Data rows.
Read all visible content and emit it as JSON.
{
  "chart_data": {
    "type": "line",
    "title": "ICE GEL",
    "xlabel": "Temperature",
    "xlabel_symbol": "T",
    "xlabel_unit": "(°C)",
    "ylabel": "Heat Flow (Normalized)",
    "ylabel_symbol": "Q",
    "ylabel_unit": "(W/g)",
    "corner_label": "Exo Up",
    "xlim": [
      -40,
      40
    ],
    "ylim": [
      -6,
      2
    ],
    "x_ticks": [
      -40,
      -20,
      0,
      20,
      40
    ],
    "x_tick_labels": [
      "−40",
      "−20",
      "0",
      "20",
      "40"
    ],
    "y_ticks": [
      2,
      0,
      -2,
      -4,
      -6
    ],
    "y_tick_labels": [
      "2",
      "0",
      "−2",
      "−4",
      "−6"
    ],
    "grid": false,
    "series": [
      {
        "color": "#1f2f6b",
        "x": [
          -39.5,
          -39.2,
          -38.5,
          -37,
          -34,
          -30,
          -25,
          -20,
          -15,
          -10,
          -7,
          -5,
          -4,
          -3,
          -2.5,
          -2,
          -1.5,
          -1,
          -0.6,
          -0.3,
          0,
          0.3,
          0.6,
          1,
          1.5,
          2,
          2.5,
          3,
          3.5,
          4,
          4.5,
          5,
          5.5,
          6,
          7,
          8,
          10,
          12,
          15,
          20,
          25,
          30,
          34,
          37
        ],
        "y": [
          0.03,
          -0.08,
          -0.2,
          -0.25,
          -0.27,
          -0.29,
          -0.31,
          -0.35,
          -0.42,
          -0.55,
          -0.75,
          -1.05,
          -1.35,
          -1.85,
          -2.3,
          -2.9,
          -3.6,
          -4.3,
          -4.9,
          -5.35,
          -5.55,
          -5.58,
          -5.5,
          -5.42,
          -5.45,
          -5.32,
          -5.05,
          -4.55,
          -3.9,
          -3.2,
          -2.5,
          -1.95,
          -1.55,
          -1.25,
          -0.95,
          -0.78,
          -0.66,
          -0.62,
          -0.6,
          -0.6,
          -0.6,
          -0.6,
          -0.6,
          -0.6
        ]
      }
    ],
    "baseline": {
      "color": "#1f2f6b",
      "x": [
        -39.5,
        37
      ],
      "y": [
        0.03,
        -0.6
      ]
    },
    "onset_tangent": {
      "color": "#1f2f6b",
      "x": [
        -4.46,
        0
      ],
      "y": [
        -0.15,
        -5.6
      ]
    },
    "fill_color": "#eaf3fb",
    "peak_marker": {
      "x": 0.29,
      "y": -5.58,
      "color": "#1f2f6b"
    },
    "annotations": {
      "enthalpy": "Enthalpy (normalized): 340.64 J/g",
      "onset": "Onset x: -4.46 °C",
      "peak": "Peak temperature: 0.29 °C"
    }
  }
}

Required work. Repeat the material above in full, quoting it exactly.

Worked answer.
Read all visible content and emit it as JSON.
{
  "chart_data": {
    "type": "line",
    "title": "ICE GEL",
    "xlabel": "Temperature",
    "xlabel_symbol": "T",
    "xlabel_unit": "(°C)",
    "ylabel": "Heat Flow (Normalized)",
    "ylabel_symbol": "Q",
    "ylabel_unit": "(W/g)",
    "corner_label": "Exo Up",
    "xlim": [
      -40,
      40
    ],
    "ylim": [
      -6,
      2
    ],
    "x_ticks": [
      -40,
      -20,
      0,
      20,
      40
    ],
    "x_tick_labels": [
      "−40",
      "−20",
      "0",
      "20",
      "40"
    ],
    "y_ticks": [
      2,
      0,
      -2,
      -4,
      -6
    ],
    "y_tick_labels": [
      "2",
      "0",
      "−2",
      "−4",
      "−6"
    ],
    "grid": false,
    "series": [
      {
        "color": "#1f2f6b",
        "x": [
          -39.5,
          -39.2,
          -38.5,
          -37,
          -34,
          -30,
          -25,
          -20,
          -15,
          -10,
          -7,
          -5,
          -4,
          -3,
          -2.5,
          -2,
          -1.5,
          -1,
          -0.6,
          -0.3,
          0,
          0.3,
          0.6,
          1,
          1.5,
          2,
          2.5,
          3,
          3.5,
          4,
          4.5,
          5,
          5.5,
          6,
          7,
          8,
          10,
          12,
          15,
          20,
          25,
          30,
          34,
          37
        ],
        "y": [
          0.03,
          -0.08,
          -0.2,
          -0.25,
          -0.27,
          -0.29,
          -0.31,
          -0.35,
          -0.42,
          -0.55,
          -0.75,
          -1.05,
          -1.35,
          -1.85,
          -2.3,
          -2.9,
          -3.6,
          -4.3,
          -4.9,
          -5.35,
          -5.55,
          -5.58,
          -5.5,
          -5.42,
          -5.45,
          -5.32,
          -5.05,
          -4.55,
          -3.9,
          -3.2,
          -2.5,
          -1.95,
          -1.55,
          -1.25,
          -0.95,
          -0.78,
          -0.66,
          -0.62,
          -0.6,
          -0.6,
          -0.6,
          -0.6,
          -0.6,
          -0.6
        ]
      }
    ],
    "baseline": {
      "color": "#1f2f6b",
      "x": [
        -39.5,
        37
      ],
      "y": [
        0.03,
        -0.6
      ]
    },
    "onset_tangent": {
      "color": "#1f2f6b",
      "x": [
        -4.46,
        0
      ],
      "y": [
        -0.15,
        -5.6
      ]
    },
    "fill_color": "#eaf3fb",
    "peak_marker": {
      "x": 0.29,
      "y": -5.58,
      "color": "#1f2f6b"
    },
    "annotations": {
      "enthalpy": "Enthalpy (normalized): 340.64 J/g",
      "onset": "Onset x: -4.46 °C",
      "peak": "Peak temperature: 0.29 °C"
    }
  }
}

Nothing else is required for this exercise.